Print all the entries verbatim.
++++ AVAILABLE DATA ++++
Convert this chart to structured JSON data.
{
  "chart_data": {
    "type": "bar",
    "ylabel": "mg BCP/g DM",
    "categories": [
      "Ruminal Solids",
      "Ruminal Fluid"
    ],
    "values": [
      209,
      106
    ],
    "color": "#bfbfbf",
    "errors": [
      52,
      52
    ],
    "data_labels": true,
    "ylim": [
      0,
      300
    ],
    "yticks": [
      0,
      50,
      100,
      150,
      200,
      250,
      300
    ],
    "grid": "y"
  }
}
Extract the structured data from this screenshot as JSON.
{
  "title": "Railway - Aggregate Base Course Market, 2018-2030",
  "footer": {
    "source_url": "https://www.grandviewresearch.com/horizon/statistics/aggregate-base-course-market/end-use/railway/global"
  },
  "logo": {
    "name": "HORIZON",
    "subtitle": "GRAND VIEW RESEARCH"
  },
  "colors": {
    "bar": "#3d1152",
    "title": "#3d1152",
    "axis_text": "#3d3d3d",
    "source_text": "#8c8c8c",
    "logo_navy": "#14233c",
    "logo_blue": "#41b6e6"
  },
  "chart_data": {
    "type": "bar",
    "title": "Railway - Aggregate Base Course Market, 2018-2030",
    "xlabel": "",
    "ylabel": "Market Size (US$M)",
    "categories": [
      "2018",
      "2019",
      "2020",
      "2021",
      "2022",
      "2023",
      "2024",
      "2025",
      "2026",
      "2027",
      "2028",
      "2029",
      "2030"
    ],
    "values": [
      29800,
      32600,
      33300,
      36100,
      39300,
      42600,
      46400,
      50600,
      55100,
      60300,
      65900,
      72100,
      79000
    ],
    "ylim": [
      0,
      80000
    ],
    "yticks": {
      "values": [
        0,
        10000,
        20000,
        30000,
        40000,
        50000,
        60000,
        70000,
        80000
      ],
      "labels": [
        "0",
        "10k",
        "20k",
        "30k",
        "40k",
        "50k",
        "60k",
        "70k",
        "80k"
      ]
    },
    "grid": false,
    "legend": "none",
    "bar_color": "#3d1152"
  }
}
++++
◆ **EXPECTED ANSWER**:
Convert this chart to structured JSON data.
{
  "chart_data": {
    "type": "bar",
    "ylabel": "mg BCP/g DM",
    "categories": [
      "Ruminal Solids",
      "Ruminal Fluid"
    ],
    "values": [
      209,
      106
    ],
    "color": "#bfbfbf",
    "errors": [
      52,
      52
    ],
    "data_labels": true,
    "ylim": [
      0,
      300
    ],
    "yticks": [
      0,
      50,
      100,
      150,
      200,
      250,
      300
    ],
    "grid": "y"
  }
}
Extract the structured data from this screenshot as JSON.
{
  "title": "Railway - Aggregate Base Course Market, 2018-2030",
  "footer": {
    "source_url": "https://www.grandviewresearch.com/horizon/statistics/aggregate-base-course-market/end-use/railway/global"
  },
  "logo": {
    "name": "HORIZON",
    "subtitle": "GRAND VIEW RESEARCH"
  },
  "colors": {
    "bar": "#3d1152",
    "title": "#3d1152",
    "axis_text": "#3d3d3d",
    "source_text": "#8c8c8c",
    "logo_navy": "#14233c",
    "logo_blue": "#41b6e6"
  },
  "chart_data": {
    "type": "bar",
    "title": "Railway - Aggregate Base Course Market, 2018-2030",
    "xlabel": "",
    "ylabel": "Market Size (US$M)",
    "categories": [
      "2018",
      "2019",
      "2020",
      "2021",
      "2022",
      "2023",
      "2024",
      "2025",
      "2026",
      "2027",
      "2028",
      "2029",
      "2030"
    ],
    "values": [
      29800,
      32600,
      33300,
      36100,
      39300,
      42600,
      46400,
      50600,
      55100,
      60300,
      65900,
      72100,
      79000
    ],
    "ylim": [
      0,
      80000
    ],
    "yticks": {
      "values": [
        0,
        10000,
        20000,
        30000,
        40000,
        50000,
        60000,
        70000,
        80000
      ],
      "labels": [
        "0",
        "10k",
        "20k",
        "30k",
        "40k",
        "50k",
        "60k",
        "70k",
        "80k"
      ]
    },
    "grid": false,
    "legend": "none",
    "bar_color": "#3d1152"
  }
}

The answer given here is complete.